[Collection entries]
"""
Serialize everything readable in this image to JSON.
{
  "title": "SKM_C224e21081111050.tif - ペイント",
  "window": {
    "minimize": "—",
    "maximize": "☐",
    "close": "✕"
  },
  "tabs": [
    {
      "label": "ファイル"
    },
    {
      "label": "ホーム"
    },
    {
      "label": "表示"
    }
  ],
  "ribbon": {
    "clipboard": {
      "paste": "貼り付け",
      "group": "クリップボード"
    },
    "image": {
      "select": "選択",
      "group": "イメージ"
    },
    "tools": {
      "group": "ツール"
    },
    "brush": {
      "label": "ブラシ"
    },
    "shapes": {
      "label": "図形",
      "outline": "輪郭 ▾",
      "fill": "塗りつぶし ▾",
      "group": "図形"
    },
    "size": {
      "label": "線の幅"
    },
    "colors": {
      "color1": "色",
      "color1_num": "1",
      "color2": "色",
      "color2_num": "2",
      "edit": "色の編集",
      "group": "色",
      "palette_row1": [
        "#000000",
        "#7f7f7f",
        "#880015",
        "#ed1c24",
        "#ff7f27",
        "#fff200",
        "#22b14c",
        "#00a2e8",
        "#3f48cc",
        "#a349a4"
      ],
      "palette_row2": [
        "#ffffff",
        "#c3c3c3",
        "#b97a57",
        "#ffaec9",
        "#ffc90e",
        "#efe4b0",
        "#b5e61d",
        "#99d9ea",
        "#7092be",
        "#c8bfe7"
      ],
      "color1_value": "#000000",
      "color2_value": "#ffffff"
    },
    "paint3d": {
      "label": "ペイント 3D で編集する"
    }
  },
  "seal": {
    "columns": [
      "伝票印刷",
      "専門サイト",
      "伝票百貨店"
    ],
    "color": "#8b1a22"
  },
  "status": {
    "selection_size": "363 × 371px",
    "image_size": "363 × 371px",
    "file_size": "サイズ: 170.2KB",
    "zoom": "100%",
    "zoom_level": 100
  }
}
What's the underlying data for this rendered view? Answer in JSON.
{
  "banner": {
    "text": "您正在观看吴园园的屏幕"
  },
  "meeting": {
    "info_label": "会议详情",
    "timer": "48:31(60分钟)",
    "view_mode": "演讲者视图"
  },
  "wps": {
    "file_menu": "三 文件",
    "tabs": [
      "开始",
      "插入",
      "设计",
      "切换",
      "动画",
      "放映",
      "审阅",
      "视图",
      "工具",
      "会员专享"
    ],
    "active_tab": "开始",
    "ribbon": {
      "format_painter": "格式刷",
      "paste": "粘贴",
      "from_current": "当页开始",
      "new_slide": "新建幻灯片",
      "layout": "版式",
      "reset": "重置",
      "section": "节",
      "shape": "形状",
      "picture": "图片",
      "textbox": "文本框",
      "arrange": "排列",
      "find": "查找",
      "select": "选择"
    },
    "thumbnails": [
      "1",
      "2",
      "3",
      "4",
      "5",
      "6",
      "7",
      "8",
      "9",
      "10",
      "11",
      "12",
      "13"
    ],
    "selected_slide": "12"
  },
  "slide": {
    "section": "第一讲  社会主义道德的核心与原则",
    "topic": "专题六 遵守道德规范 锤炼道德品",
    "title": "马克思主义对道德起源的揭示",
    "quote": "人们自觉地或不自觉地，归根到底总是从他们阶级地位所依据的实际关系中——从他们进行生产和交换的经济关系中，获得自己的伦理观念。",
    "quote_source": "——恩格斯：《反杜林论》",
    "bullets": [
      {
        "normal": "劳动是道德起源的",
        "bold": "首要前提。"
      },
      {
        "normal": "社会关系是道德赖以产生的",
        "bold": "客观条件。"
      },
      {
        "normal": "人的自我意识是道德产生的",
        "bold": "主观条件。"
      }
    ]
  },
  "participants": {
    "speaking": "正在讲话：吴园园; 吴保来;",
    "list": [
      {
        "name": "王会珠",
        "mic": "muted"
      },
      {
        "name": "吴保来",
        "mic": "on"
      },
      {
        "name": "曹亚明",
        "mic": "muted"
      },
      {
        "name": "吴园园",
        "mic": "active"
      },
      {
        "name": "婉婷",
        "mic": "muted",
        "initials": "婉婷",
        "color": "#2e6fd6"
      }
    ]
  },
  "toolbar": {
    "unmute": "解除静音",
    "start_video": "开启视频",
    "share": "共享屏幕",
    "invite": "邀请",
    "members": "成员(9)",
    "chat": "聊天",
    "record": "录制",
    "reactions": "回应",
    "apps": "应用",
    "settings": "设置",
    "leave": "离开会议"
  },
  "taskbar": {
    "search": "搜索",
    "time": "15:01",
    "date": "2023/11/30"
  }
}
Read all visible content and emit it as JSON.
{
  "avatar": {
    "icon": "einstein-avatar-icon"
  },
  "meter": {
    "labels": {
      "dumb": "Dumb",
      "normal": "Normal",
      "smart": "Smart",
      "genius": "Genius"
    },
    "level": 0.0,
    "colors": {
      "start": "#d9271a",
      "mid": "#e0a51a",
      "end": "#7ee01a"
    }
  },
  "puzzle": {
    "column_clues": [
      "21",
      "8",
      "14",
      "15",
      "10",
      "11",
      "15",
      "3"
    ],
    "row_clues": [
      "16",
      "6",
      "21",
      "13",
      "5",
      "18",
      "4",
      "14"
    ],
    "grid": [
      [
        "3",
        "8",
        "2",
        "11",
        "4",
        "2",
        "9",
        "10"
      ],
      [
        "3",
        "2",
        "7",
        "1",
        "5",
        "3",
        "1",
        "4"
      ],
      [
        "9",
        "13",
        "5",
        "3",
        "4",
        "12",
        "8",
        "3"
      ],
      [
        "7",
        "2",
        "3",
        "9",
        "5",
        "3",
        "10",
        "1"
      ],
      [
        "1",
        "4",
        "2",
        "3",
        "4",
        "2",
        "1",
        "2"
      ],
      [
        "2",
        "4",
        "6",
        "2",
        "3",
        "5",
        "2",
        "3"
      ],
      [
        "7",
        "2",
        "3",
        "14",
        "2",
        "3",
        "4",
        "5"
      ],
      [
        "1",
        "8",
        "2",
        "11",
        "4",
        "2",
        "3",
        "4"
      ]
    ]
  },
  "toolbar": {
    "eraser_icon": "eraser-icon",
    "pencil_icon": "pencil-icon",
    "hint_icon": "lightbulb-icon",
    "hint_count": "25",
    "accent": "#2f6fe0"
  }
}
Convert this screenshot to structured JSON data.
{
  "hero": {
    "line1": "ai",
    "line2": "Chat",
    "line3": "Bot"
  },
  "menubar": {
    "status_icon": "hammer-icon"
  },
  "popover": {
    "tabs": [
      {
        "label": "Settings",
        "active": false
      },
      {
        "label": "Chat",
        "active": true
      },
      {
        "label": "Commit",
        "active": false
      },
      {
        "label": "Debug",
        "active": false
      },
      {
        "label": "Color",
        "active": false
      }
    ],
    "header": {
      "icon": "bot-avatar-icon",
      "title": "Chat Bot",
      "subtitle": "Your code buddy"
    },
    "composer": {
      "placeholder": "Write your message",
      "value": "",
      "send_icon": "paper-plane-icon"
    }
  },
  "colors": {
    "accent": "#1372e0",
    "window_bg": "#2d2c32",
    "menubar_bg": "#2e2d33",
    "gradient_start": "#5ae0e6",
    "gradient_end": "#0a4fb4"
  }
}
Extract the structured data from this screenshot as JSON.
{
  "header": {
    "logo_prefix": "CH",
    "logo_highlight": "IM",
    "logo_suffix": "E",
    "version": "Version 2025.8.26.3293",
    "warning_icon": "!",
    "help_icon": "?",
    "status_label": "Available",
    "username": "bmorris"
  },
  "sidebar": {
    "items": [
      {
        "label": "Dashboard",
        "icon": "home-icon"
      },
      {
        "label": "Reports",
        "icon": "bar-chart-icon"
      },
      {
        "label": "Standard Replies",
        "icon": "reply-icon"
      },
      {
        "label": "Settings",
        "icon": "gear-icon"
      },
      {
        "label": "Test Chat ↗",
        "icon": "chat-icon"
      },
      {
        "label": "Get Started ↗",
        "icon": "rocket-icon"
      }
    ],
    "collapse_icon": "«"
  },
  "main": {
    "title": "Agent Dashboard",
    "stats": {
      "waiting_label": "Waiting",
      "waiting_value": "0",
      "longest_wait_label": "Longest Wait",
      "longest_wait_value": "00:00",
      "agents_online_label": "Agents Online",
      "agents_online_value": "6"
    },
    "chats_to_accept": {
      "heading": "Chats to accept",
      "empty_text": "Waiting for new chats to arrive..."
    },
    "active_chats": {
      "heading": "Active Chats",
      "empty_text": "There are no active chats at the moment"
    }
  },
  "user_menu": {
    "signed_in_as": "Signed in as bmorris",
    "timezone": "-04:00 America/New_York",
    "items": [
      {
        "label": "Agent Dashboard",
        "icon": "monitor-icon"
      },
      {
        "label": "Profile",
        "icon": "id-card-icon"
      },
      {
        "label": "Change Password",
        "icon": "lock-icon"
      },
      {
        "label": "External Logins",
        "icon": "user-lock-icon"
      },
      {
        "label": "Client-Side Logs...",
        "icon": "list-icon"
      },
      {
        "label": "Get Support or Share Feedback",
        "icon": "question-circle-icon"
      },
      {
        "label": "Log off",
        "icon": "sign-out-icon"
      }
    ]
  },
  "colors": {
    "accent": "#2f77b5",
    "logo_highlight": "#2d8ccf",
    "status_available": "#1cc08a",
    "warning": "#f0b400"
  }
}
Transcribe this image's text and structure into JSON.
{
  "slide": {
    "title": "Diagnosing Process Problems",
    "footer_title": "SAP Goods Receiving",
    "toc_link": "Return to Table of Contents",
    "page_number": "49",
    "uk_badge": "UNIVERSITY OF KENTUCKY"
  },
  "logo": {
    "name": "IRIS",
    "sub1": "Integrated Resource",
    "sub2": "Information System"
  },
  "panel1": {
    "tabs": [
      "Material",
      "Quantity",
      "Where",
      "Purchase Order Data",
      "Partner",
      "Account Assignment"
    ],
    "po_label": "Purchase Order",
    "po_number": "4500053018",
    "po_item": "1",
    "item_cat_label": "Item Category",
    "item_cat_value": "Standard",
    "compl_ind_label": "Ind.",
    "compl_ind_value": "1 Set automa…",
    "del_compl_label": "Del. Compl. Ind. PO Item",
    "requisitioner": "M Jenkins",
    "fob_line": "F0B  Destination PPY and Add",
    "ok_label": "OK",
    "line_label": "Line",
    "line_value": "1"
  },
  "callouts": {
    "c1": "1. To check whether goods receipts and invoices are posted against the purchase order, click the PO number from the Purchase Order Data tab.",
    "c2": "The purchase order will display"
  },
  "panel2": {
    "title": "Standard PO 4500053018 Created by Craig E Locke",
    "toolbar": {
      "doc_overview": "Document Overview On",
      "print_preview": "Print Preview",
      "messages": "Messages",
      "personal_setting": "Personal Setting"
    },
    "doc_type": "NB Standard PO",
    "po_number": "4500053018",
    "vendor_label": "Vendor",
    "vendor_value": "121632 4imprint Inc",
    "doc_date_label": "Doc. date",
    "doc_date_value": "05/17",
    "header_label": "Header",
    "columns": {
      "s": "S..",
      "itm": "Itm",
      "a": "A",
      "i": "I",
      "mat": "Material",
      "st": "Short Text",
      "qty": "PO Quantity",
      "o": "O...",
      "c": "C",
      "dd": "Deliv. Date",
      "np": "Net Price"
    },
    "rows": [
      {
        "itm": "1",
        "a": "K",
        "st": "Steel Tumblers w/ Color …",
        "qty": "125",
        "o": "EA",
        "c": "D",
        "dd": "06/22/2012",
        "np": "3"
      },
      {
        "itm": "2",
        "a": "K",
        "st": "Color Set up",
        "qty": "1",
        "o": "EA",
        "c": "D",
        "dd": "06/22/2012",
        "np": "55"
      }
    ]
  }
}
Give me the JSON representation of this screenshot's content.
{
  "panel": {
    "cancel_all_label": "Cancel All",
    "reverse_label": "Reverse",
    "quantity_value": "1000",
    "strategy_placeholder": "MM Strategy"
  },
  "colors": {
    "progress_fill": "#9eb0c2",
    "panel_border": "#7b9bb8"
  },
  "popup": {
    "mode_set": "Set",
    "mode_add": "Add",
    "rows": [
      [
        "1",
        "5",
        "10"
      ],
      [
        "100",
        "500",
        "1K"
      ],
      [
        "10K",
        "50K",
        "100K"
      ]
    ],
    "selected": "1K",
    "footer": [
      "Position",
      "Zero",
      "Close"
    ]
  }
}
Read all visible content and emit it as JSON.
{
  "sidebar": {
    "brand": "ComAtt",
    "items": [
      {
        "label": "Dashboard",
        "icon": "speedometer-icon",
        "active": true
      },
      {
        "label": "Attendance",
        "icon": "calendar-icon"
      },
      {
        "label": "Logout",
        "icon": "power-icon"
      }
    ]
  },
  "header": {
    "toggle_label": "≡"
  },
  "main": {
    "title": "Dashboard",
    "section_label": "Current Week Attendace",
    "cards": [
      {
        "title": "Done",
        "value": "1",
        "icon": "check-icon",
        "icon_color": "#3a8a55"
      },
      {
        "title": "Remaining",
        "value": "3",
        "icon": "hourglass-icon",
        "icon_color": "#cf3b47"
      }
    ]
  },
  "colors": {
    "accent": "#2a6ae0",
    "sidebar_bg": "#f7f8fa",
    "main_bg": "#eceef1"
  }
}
"""
Problem statement:
Among the entries above, how many lines hold the string "JSON"? Respond with nothing but the number.

Correct result:
8